What is asked: Your task is to filter the data below down to the lines holding "avatar".

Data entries
* start *

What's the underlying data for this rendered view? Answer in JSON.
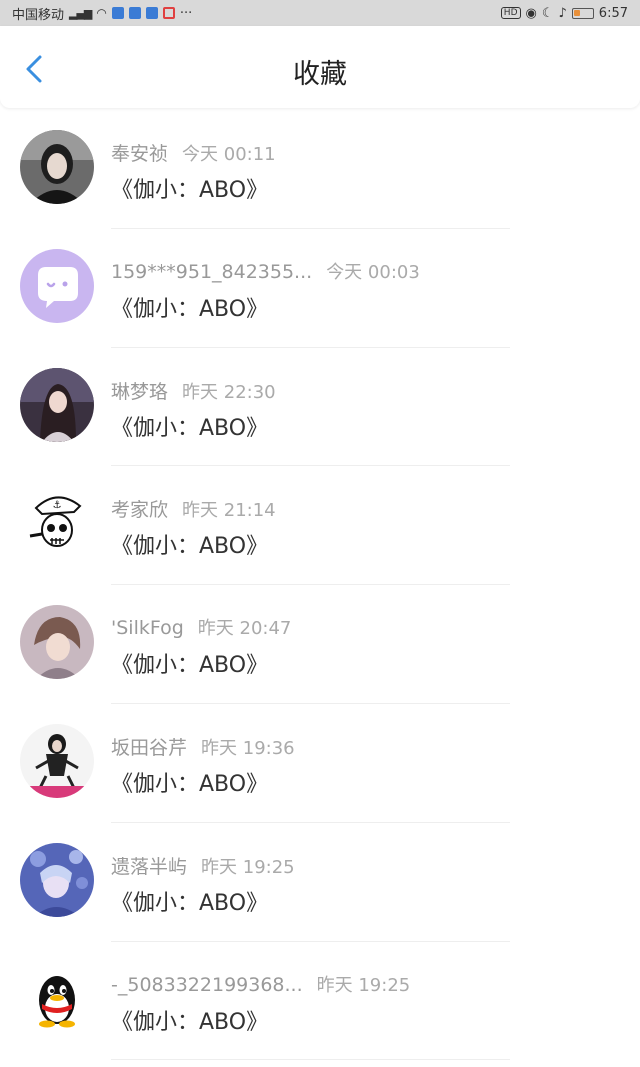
{
  "status_bar": {
    "carrier": "中国移动",
    "network": "4G",
    "time": "6:57",
    "badge_hd": "HD",
    "more": "···"
  },
  "header": {
    "title": "收藏",
    "back_icon": "chevron-left-icon"
  },
  "colors": {
    "accent": "#3a8fe0",
    "name_gray": "#999999",
    "text_dark": "#333333"
  },
  "items": [
    {
      "name": "奉安祯",
      "time": "今天 00:11",
      "content": "《伽小：ABO》",
      "avatar": "photo-woman"
    },
    {
      "name": "159***951_842355...",
      "time": "今天 00:03",
      "content": "《伽小：ABO》",
      "avatar": "chat-bubble-purple"
    },
    {
      "name": "琳梦珞",
      "time": "昨天 22:30",
      "content": "《伽小：ABO》",
      "avatar": "anime-girl-dark"
    },
    {
      "name": "考家欣",
      "time": "昨天 21:14",
      "content": "《伽小：ABO》",
      "avatar": "skull-sailor"
    },
    {
      "name": "'SilkFog",
      "time": "昨天 20:47",
      "content": "《伽小：ABO》",
      "avatar": "anime-boy"
    },
    {
      "name": "坂田谷芹",
      "time": "昨天 19:36",
      "content": "《伽小：ABO》",
      "avatar": "photo-sitting-woman"
    },
    {
      "name": "遗落半屿",
      "time": "昨天 19:25",
      "content": "《伽小：ABO》",
      "avatar": "anime-blue-flowers"
    },
    {
      "name": "-_5083322199368...",
      "time": "昨天 19:25",
      "content": "《伽小：ABO》",
      "avatar": "qq-penguin"
    }
  ]
}
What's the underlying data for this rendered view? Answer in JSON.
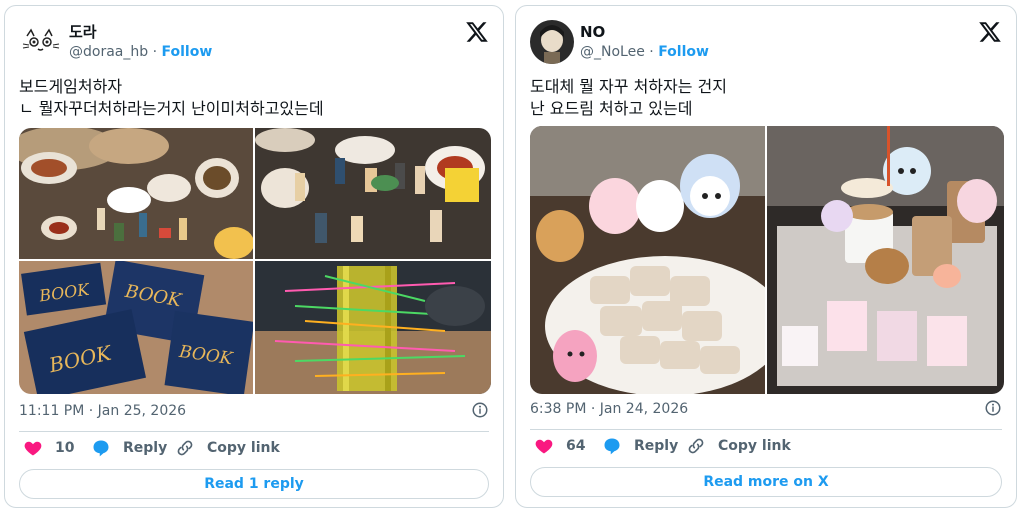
{
  "tweets": [
    {
      "display_name": "도라",
      "handle": "@doraa_hb",
      "follow_label": "Follow",
      "text": "보드게임처하자\nㄴ 뭘자꾸더처하라는거지 난이미처하고있는데",
      "timestamp": "11:11 PM · Jan 25, 2026",
      "likes": "10",
      "reply_label": "Reply",
      "copy_label": "Copy link",
      "cta_label": "Read 1 reply",
      "media": [
        {
          "alt": "food-table-with-figures"
        },
        {
          "alt": "figures-on-table"
        },
        {
          "alt": "drawing-book-notebooks"
        },
        {
          "alt": "stick-tower-game"
        }
      ]
    },
    {
      "display_name": "NO",
      "handle": "@_NoLee",
      "follow_label": "Follow",
      "text": "도대체 뭘 자꾸 처하자는 건지\n난 요드림 처하고 있는데",
      "timestamp": "6:38 PM · Jan 24, 2026",
      "likes": "64",
      "reply_label": "Reply",
      "copy_label": "Copy link",
      "cta_label": "Read more on X",
      "media": [
        {
          "alt": "plush-toys-with-pork-dish"
        },
        {
          "alt": "plush-toys-with-coffee-and-photocards"
        }
      ]
    }
  ],
  "colors": {
    "accent": "#1d9bf0",
    "like": "#f91880",
    "muted": "#536471",
    "border": "#cfd9de"
  }
}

* end *

Result of the task:
      "avatar": "photo-woman"
      "avatar": "chat-bubble-purple"
      "avatar": "anime-girl-dark"
      "avatar": "skull-sailor"
      "avatar": "anime-boy"
      "avatar": "photo-sitting-woman"
      "avatar": "anime-blue-flowers"
      "avatar": "qq-penguin"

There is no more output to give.